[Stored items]
------------------------------------------------------------
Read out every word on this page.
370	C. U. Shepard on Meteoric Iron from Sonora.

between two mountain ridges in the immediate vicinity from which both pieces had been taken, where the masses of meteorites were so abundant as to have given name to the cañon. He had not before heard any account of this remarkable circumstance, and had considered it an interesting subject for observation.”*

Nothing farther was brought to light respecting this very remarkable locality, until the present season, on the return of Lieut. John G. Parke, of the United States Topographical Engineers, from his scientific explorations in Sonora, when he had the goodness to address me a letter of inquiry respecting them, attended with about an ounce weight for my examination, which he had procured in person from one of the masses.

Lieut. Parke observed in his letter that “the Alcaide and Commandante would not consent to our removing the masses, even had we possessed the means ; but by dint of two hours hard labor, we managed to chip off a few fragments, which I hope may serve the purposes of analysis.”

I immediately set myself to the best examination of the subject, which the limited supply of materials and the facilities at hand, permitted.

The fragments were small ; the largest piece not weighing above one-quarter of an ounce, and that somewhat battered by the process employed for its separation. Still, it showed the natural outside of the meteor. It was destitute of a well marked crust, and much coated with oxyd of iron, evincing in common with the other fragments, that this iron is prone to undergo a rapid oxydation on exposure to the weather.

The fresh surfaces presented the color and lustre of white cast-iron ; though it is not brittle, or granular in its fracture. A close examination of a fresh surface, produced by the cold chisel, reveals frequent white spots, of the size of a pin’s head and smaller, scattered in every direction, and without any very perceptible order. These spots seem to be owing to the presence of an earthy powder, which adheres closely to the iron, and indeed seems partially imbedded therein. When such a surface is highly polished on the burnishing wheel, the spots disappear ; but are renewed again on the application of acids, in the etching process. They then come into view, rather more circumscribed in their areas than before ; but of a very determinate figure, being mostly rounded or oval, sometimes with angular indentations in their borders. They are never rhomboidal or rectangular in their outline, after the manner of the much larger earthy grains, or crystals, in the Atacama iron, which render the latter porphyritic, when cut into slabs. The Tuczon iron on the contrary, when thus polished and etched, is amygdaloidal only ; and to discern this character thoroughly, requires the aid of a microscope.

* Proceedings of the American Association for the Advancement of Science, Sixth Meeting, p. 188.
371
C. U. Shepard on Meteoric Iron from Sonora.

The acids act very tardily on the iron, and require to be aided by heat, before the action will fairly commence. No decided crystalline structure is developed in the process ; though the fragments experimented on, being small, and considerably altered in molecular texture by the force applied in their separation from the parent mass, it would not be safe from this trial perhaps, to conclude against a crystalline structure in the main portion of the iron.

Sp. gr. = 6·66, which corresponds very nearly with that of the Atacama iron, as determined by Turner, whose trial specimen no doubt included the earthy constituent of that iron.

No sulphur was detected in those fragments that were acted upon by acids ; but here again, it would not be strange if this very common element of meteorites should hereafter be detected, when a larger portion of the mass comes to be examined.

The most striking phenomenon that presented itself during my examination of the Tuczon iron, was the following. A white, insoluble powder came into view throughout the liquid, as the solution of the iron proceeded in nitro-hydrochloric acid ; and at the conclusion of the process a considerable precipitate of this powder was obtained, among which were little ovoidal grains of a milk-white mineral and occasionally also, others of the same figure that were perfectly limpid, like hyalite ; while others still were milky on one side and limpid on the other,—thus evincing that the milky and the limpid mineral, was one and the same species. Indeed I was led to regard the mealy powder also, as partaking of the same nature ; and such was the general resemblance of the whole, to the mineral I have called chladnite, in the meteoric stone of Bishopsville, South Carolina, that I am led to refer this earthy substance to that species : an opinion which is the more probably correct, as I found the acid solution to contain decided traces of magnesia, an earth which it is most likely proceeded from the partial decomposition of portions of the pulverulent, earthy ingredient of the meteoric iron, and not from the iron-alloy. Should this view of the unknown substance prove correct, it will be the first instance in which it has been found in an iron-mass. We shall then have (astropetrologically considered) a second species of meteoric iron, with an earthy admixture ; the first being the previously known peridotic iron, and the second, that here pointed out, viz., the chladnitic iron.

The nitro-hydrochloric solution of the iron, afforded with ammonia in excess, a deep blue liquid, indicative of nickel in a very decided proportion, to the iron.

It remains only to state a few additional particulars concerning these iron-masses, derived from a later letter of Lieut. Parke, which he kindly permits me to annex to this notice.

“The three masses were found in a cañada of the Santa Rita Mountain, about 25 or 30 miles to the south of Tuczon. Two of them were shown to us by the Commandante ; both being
------------------------------------------------------------
Exercise directions: Each line must be given again exactly as written above.

Reply to the task:
Read out every word on this page.
370	C. U. Shepard on Meteoric Iron from Sonora.

between two mountain ridges in the immediate vicinity from which both pieces had been taken, where the masses of meteorites were so abundant as to have given name to the cañon. He had not before heard any account of this remarkable circumstance, and had considered it an interesting subject for observation.”*

Nothing farther was brought to light respecting this very remarkable locality, until the present season, on the return of Lieut. John G. Parke, of the United States Topographical Engineers, from his scientific explorations in Sonora, when he had the goodness to address me a letter of inquiry respecting them, attended with about an ounce weight for my examination, which he had procured in person from one of the masses.

Lieut. Parke observed in his letter that “the Alcaide and Commandante would not consent to our removing the masses, even had we possessed the means ; but by dint of two hours hard labor, we managed to chip off a few fragments, which I hope may serve the purposes of analysis.”

I immediately set myself to the best examination of the subject, which the limited supply of materials and the facilities at hand, permitted.

The fragments were small ; the largest piece not weighing above one-quarter of an ounce, and that somewhat battered by the process employed for its separation. Still, it showed the natural outside of the meteor. It was destitute of a well marked crust, and much coated with oxyd of iron, evincing in common with the other fragments, that this iron is prone to undergo a rapid oxydation on exposure to the weather.

The fresh surfaces presented the color and lustre of white cast-iron ; though it is not brittle, or granular in its fracture. A close examination of a fresh surface, produced by the cold chisel, reveals frequent white spots, of the size of a pin’s head and smaller, scattered in every direction, and without any very perceptible order. These spots seem to be owing to the presence of an earthy powder, which adheres closely to the iron, and indeed seems partially imbedded therein. When such a surface is highly polished on the burnishing wheel, the spots disappear ; but are renewed again on the application of acids, in the etching process. They then come into view, rather more circumscribed in their areas than before ; but of a very determinate figure, being mostly rounded or oval, sometimes with angular indentations in their borders. They are never rhomboidal or rectangular in their outline, after the manner of the much larger earthy grains, or crystals, in the Atacama iron, which render the latter porphyritic, when cut into slabs. The Tuczon iron on the contrary, when thus polished and etched, is amygdaloidal only ; and to discern this character thoroughly, requires the aid of a microscope.

* Proceedings of the American Association for the Advancement of Science, Sixth Meeting, p. 188.
371
C. U. Shepard on Meteoric Iron from Sonora.

The acids act very tardily on the iron, and require to be aided by heat, before the action will fairly commence. No decided crystalline structure is developed in the process ; though the fragments experimented on, being small, and considerably altered in molecular texture by the force applied in their separation from the parent mass, it would not be safe from this trial perhaps, to conclude against a crystalline structure in the main portion of the iron.

Sp. gr. = 6·66, which corresponds very nearly with that of the Atacama iron, as determined by Turner, whose trial specimen no doubt included the earthy constituent of that iron.

No sulphur was detected in those fragments that were acted upon by acids ; but here again, it would not be strange if this very common element of meteorites should hereafter be detected, when a larger portion of the mass comes to be examined.

The most striking phenomenon that presented itself during my examination of the Tuczon iron, was the following. A white, insoluble powder came into view throughout the liquid, as the solution of the iron proceeded in nitro-hydrochloric acid ; and at the conclusion of the process a considerable precipitate of this powder was obtained, among which were little ovoidal grains of a milk-white mineral and occasionally also, others of the same figure that were perfectly limpid, like hyalite ; while others still were milky on one side and limpid on the other,—thus evincing that the milky and the limpid mineral, was one and the same species. Indeed I was led to regard the mealy powder also, as partaking of the same nature ; and such was the general resemblance of the whole, to the mineral I have called chladnite, in the meteoric stone of Bishopsville, South Carolina, that I am led to refer this earthy substance to that species : an opinion which is the more probably correct, as I found the acid solution to contain decided traces of magnesia, an earth which it is most likely proceeded from the partial decomposition of portions of the pulverulent, earthy ingredient of the meteoric iron, and not from the iron-alloy. Should this view of the unknown substance prove correct, it will be the first instance in which it has been found in an iron-mass. We shall then have (astropetrologically considered) a second species of meteoric iron, with an earthy admixture ; the first being the previously known peridotic iron, and the second, that here pointed out, viz., the chladnitic iron.

The nitro-hydrochloric solution of the iron, afforded with ammonia in excess, a deep blue liquid, indicative of nickel in a very decided proportion, to the iron.

It remains only to state a few additional particulars concerning these iron-masses, derived from a later letter of Lieut. Parke, which he kindly permits me to annex to this notice.

“The three masses were found in a cañada of the Santa Rita Mountain, about 25 or 30 miles to the south of Tuczon. Two of them were shown to us by the Commandante ; both being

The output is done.